*Request*:
Reproduce the records. Keep every word exact and include no images.

*Exercise material*:
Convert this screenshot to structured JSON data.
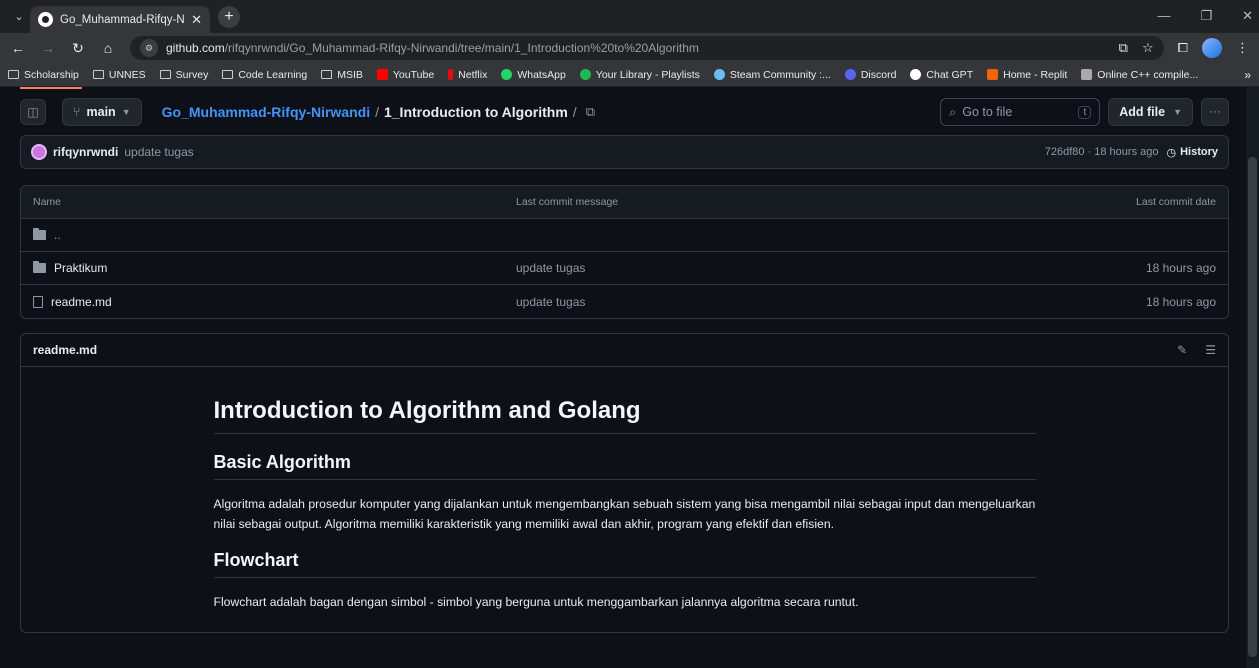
{
  "browser": {
    "tab_title": "Go_Muhammad-Rifqy-Nirwand",
    "url_host": "github.com",
    "url_path": "/rifqynrwndi/Go_Muhammad-Rifqy-Nirwandi/tree/main/1_Introduction%20to%20Algorithm"
  },
  "bookmarks": [
    "Scholarship",
    "UNNES",
    "Survey",
    "Code Learning",
    "MSIB",
    "YouTube",
    "Netflix",
    "WhatsApp",
    "Your Library - Playlists",
    "Steam Community :...",
    "Discord",
    "Chat GPT",
    "Home - Replit",
    "Online C++ compile..."
  ],
  "bookmark_colors": {
    "YouTube": "#ff0000",
    "Netflix": "#e50914",
    "WhatsApp": "#25d366",
    "Your Library - Playlists": "#1db954",
    "Steam Community :...": "#66c0f4",
    "Discord": "#5865f2",
    "Chat GPT": "#ffffff",
    "Home - Replit": "#f26207",
    "Online C++ compile...": "#aaaaaa"
  },
  "repo": {
    "branch": "main",
    "repo_name": "Go_Muhammad-Rifqy-Nirwandi",
    "folder": "1_Introduction to Algorithm",
    "goto_placeholder": "Go to file",
    "goto_shortcut": "t",
    "add_file": "Add file"
  },
  "commit": {
    "author": "rifqynrwndi",
    "message": "update tugas",
    "meta": "726df80 · 18 hours ago",
    "history": "History"
  },
  "files": {
    "headers": {
      "name": "Name",
      "message": "Last commit message",
      "date": "Last commit date"
    },
    "parent": "..",
    "rows": [
      {
        "name": "Praktikum",
        "type": "folder",
        "message": "update tugas",
        "date": "18 hours ago"
      },
      {
        "name": "readme.md",
        "type": "file",
        "message": "update tugas",
        "date": "18 hours ago"
      }
    ]
  },
  "readme": {
    "filename": "readme.md",
    "h1": "Introduction to Algorithm and Golang",
    "h2_1": "Basic Algorithm",
    "p1": "Algoritma adalah prosedur komputer yang dijalankan untuk mengembangkan sebuah sistem yang bisa mengambil nilai sebagai input dan mengeluarkan nilai sebagai output. Algoritma memiliki karakteristik yang memiliki awal dan akhir, program yang efektif dan efisien.",
    "h2_2": "Flowchart",
    "p2": "Flowchart adalah bagan dengan simbol - simbol yang berguna untuk menggambarkan jalannya algoritma secara runtut."
  }
}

*Task response*:
Convert this screenshot to structured JSON data.
{
  "browser": {
    "tab_title": "Go_Muhammad-Rifqy-Nirwand",
    "url_host": "github.com",
    "url_path": "/rifqynrwndi/Go_Muhammad-Rifqy-Nirwandi/tree/main/1_Introduction%20to%20Algorithm"
  },
  "bookmarks": [
    "Scholarship",
    "UNNES",
    "Survey",
    "Code Learning",
    "MSIB",
    "YouTube",
    "Netflix",
    "WhatsApp",
    "Your Library - Playlists",
    "Steam Community :...",
    "Discord",
    "Chat GPT",
    "Home - Replit",
    "Online C++ compile..."
  ],
  "bookmark_colors": {
    "YouTube": "#ff0000",
    "Netflix": "#e50914",
    "WhatsApp": "#25d366",
    "Your Library - Playlists": "#1db954",
    "Steam Community :...": "#66c0f4",
    "Discord": "#5865f2",
    "Chat GPT": "#ffffff",
    "Home - Replit": "#f26207",
    "Online C++ compile...": "#aaaaaa"
  },
  "repo": {
    "branch": "main",
    "repo_name": "Go_Muhammad-Rifqy-Nirwandi",
    "folder": "1_Introduction to Algorithm",
    "goto_placeholder": "Go to file",
    "goto_shortcut": "t",
    "add_file": "Add file"
  },
  "commit": {
    "author": "rifqynrwndi",
    "message": "update tugas",
    "meta": "726df80 · 18 hours ago",
    "history": "History"
  },
  "files": {
    "headers": {
      "name": "Name",
      "message": "Last commit message",
      "date": "Last commit date"
    },
    "parent": "..",
    "rows": [
      {
        "name": "Praktikum",
        "type": "folder",
        "message": "update tugas",
        "date": "18 hours ago"
      },
      {
        "name": "readme.md",
        "type": "file",
        "message": "update tugas",
        "date": "18 hours ago"
      }
    ]
  },
  "readme": {
    "filename": "readme.md",
    "h1": "Introduction to Algorithm and Golang",
    "h2_1": "Basic Algorithm",
    "p1": "Algoritma adalah prosedur komputer yang dijalankan untuk mengembangkan sebuah sistem yang bisa mengambil nilai sebagai input dan mengeluarkan nilai sebagai output. Algoritma memiliki karakteristik yang memiliki awal dan akhir, program yang efektif dan efisien.",
    "h2_2": "Flowchart",
    "p2": "Flowchart adalah bagan dengan simbol - simbol yang berguna untuk menggambarkan jalannya algoritma secara runtut."
  }
}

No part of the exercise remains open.